Supplied entries:
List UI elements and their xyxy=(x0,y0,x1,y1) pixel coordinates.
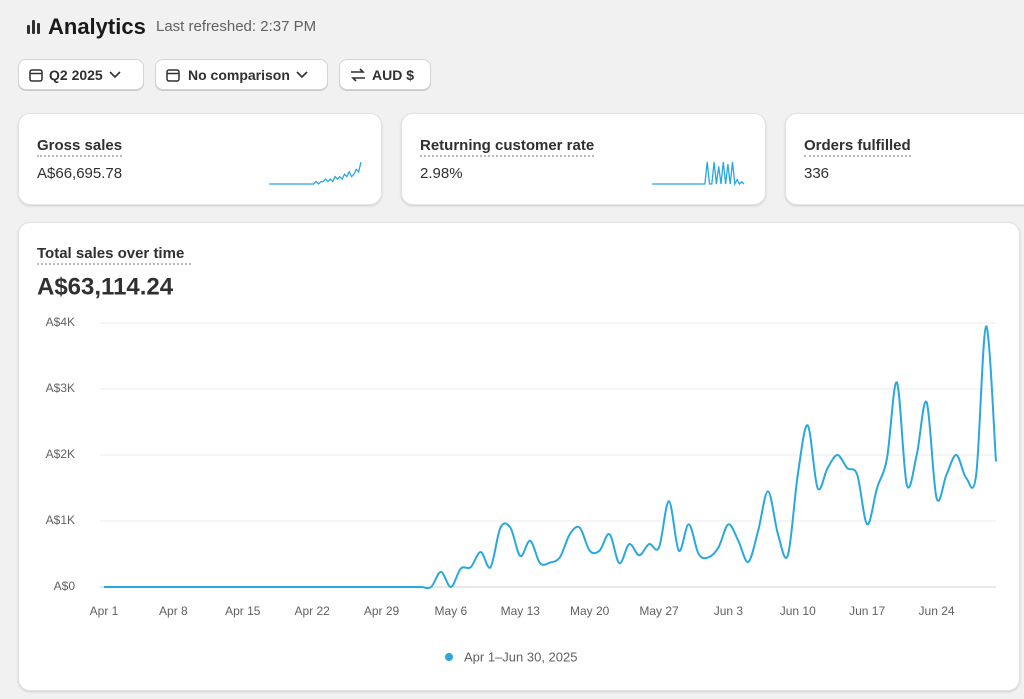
x-tick-label: Jun 3 xyxy=(714,604,744,618)
chart-title: Total sales over time xyxy=(37,245,184,262)
filter-label: Q2 2025 xyxy=(49,66,103,83)
x-tick-label: Apr 15 xyxy=(225,604,261,618)
sparkline-path xyxy=(269,161,362,185)
calendar-icon xyxy=(166,68,180,82)
metric-value: A$66,695.78 xyxy=(37,165,123,182)
date-filter[interactable]: Q2 2025 xyxy=(18,59,144,90)
x-tick-label: Jun 10 xyxy=(780,604,816,618)
legend-label: Apr 1–Jun 30, 2025 xyxy=(464,649,577,664)
x-tick-label: Jun 17 xyxy=(849,604,885,618)
calendar-icon xyxy=(29,68,43,82)
x-tick-label: May 27 xyxy=(639,604,679,618)
y-tick-label: A$2K xyxy=(46,447,75,461)
metric-label: Returning customer rate xyxy=(420,137,595,157)
y-tick-label: A$0 xyxy=(54,579,76,593)
sparkline xyxy=(269,161,362,185)
x-tick-label: Apr 1 xyxy=(90,604,119,618)
x-tick-label: Jun 24 xyxy=(919,604,955,618)
filter-label: No comparison xyxy=(188,66,290,83)
metric-value: 336 xyxy=(804,165,830,182)
chart-card xyxy=(18,222,1020,691)
chevron xyxy=(109,70,121,78)
x-tick-label: May 20 xyxy=(570,604,610,618)
metric-label: Gross sales xyxy=(37,137,123,157)
filter-label: AUD $ xyxy=(372,66,415,83)
x-tick-label: Apr 29 xyxy=(364,604,400,618)
comparison-filter[interactable]: No comparison xyxy=(155,59,328,90)
sparkline xyxy=(652,161,745,186)
currency-filter[interactable]: AUD $ xyxy=(339,59,431,90)
x-tick-label: May 13 xyxy=(501,604,541,618)
y-tick-label: A$4K xyxy=(46,315,75,329)
x-tick-label: Apr 22 xyxy=(294,604,330,618)
page-title: Analytics xyxy=(48,14,146,39)
sparkline-path xyxy=(652,161,745,186)
metric-card[interactable]: Returning customer rate 2.98% xyxy=(401,113,766,205)
legend-marker xyxy=(445,653,453,661)
swap-icon xyxy=(351,67,365,82)
metric-value: 2.98% xyxy=(420,165,463,182)
analytics-icon xyxy=(27,20,40,34)
last-refreshed: Last refreshed: 2:37 PM xyxy=(156,18,317,35)
metric-card[interactable]: Orders fulfilled 336 xyxy=(785,113,1024,205)
x-tick-label: May 6 xyxy=(435,604,468,618)
chart-total: A$63,114.24 xyxy=(37,273,174,300)
y-tick-label: A$3K xyxy=(46,381,75,395)
metric-label: Orders fulfilled xyxy=(804,137,911,157)
x-tick-label: Apr 8 xyxy=(159,604,188,618)
metric-card[interactable]: Gross sales A$66,695.78 xyxy=(18,113,382,205)
chevron xyxy=(296,70,308,78)
y-tick-label: A$1K xyxy=(46,513,75,527)
line-series xyxy=(104,325,997,590)
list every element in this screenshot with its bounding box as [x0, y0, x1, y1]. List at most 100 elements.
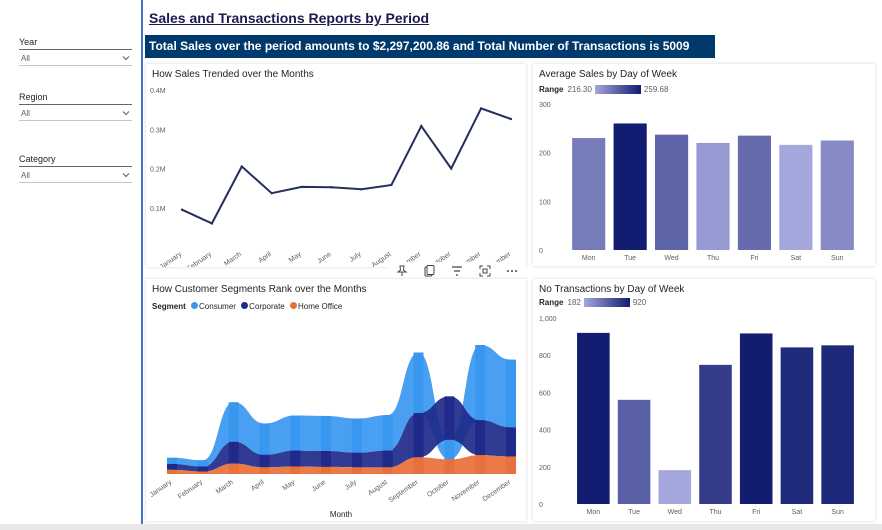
sales-trend-chart: 0.1M 0.2M 0.3M 0.4M January February March Apri…	[150, 88, 513, 267]
bar-mon	[572, 138, 606, 250]
transactions-range-legend: Range 182 920	[539, 298, 646, 307]
segment-column	[321, 451, 332, 467]
y-tick-label: 300	[539, 102, 551, 109]
x-tick-label: October	[426, 479, 451, 499]
x-tick-label: September	[388, 479, 421, 505]
sales-trend-card[interactable]: How Sales Trended over the Months 0.1M 0.…	[146, 64, 526, 267]
copy-icon[interactable]	[422, 264, 436, 278]
segment-column	[167, 469, 177, 474]
sidebar-divider	[141, 0, 143, 524]
sales-point	[240, 165, 244, 168]
segment-column	[413, 413, 424, 458]
segment-column	[321, 415, 332, 452]
segment-column	[228, 402, 239, 442]
avg-sales-dow-card[interactable]: Average Sales by Day of Week Range 216.3…	[533, 64, 875, 266]
sales-point	[300, 185, 303, 189]
bar-tue	[613, 123, 647, 250]
chevron-down-icon	[122, 56, 130, 61]
x-tick-label: Sun	[831, 509, 844, 516]
x-tick-label: February	[186, 251, 213, 267]
bar-mon	[577, 332, 610, 504]
x-tick-label: February	[177, 479, 204, 501]
segment-column	[475, 455, 486, 474]
x-tick-label: Sun	[831, 255, 844, 262]
segment-column	[382, 467, 393, 474]
y-tick-label: 0	[539, 248, 543, 255]
x-tick-label: April	[250, 479, 266, 493]
bar-thu	[699, 364, 732, 504]
transactions-title: No Transactions by Day of Week	[539, 284, 685, 295]
segment-column	[444, 396, 455, 440]
segment-column	[197, 460, 208, 467]
segment-column	[382, 415, 393, 451]
legend-home-office[interactable]: Home Office	[297, 302, 343, 311]
segment-column	[290, 450, 301, 467]
sales-line	[181, 107, 512, 225]
range-max-label: 259.68	[643, 85, 669, 94]
segment-column	[413, 352, 424, 414]
x-tick-label: July	[344, 479, 359, 492]
segment-column	[259, 454, 270, 468]
segment-column	[351, 418, 362, 453]
segments-chart: January February March April May June July Augu…	[149, 345, 516, 519]
sales-point	[210, 222, 214, 225]
region-slicer: Region All	[19, 92, 132, 121]
segment-column	[506, 359, 516, 428]
bar-fri	[737, 135, 771, 250]
y-tick-label: 400	[539, 428, 551, 435]
range-legend-label: Range	[539, 298, 564, 307]
x-tick-label: Thu	[709, 509, 721, 516]
sales-point	[509, 117, 513, 121]
transactions-chart: 0 200 400 600 800 1,000 Mon Tue Wed Thu Fri Sat Sun	[539, 316, 854, 516]
year-slicer: Year All	[19, 37, 132, 66]
bar-sat	[780, 347, 814, 504]
y-tick-label: 0.4M	[150, 88, 166, 95]
focus-mode-icon[interactable]	[478, 264, 492, 278]
category-dropdown-value: All	[21, 171, 30, 180]
segment-column	[321, 466, 332, 474]
y-tick-label: 100	[539, 199, 551, 206]
year-dropdown[interactable]: All	[19, 53, 132, 66]
bar-sun	[820, 140, 854, 250]
segment-column	[444, 439, 455, 460]
y-tick-label: 200	[539, 151, 551, 158]
x-tick-label: Mon	[587, 509, 601, 516]
pin-icon[interactable]	[395, 264, 409, 278]
chevron-down-icon	[122, 173, 130, 178]
transactions-dow-card[interactable]: No Transactions by Day of Week Range 182…	[533, 279, 875, 521]
category-dropdown[interactable]: All	[19, 170, 132, 183]
segment-column	[228, 441, 239, 464]
x-tick-label: January	[149, 479, 174, 499]
bar-sat	[779, 144, 813, 250]
segment-column	[197, 471, 208, 474]
range-gradient	[583, 298, 630, 307]
segments-title: How Customer Segments Rank over the Mont…	[152, 284, 367, 295]
x-tick-label: March	[223, 251, 243, 267]
segment-column	[290, 466, 301, 474]
segment-column	[506, 456, 516, 474]
legend-corporate[interactable]: Corporate	[249, 302, 285, 311]
x-tick-label: December	[482, 479, 513, 504]
summary-banner: Total Sales over the period amounts to $…	[145, 35, 715, 58]
legend-consumer[interactable]: Consumer	[199, 302, 236, 311]
region-dropdown[interactable]: All	[19, 108, 132, 121]
avg-sales-range-legend: Range 216.30 259.68	[539, 85, 668, 94]
legend-dot-corporate	[241, 302, 249, 310]
bar-wed	[655, 134, 689, 250]
segment-legend: Segment Consumer Corporate Home Office	[152, 302, 342, 311]
segment-column	[351, 467, 362, 474]
year-dropdown-value: All	[21, 54, 30, 63]
segment-column	[444, 459, 455, 474]
sales-point	[479, 107, 483, 110]
segment-column	[167, 463, 177, 470]
bar-fri	[739, 333, 773, 504]
segment-legend-title: Segment	[152, 302, 186, 311]
y-tick-label: 200	[539, 465, 551, 472]
filter-icon[interactable]	[450, 264, 464, 278]
region-slicer-title: Region	[19, 92, 132, 105]
range-max-label: 920	[632, 298, 647, 307]
segments-rank-card[interactable]: How Customer Segments Rank over the Mont…	[146, 279, 526, 521]
more-options-icon[interactable]	[505, 264, 519, 278]
sales-trend-title: How Sales Trended over the Months	[152, 69, 314, 80]
sales-point	[180, 208, 184, 211]
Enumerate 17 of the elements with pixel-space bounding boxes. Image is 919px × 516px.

Requirements:
Rewrite the part of the material that opens with the line containing "sales-trend-chart: 0.1M 0.2M" and closes with the line containing "479, 451, 499]", changing "October" to "November" and keeping everything else unchanged. Give back only those lines.

The answer:
sales-trend-chart: 0.1M 0.2M 0.3M 0.4M January February March Apri…	[150, 88, 513, 267]
bar-mon	[572, 138, 606, 250]
transactions-range-legend: Range 182 920	[539, 298, 646, 307]
segment-column	[321, 451, 332, 467]
y-tick-label: 300	[539, 102, 551, 109]
x-tick-label: November	[426, 479, 451, 499]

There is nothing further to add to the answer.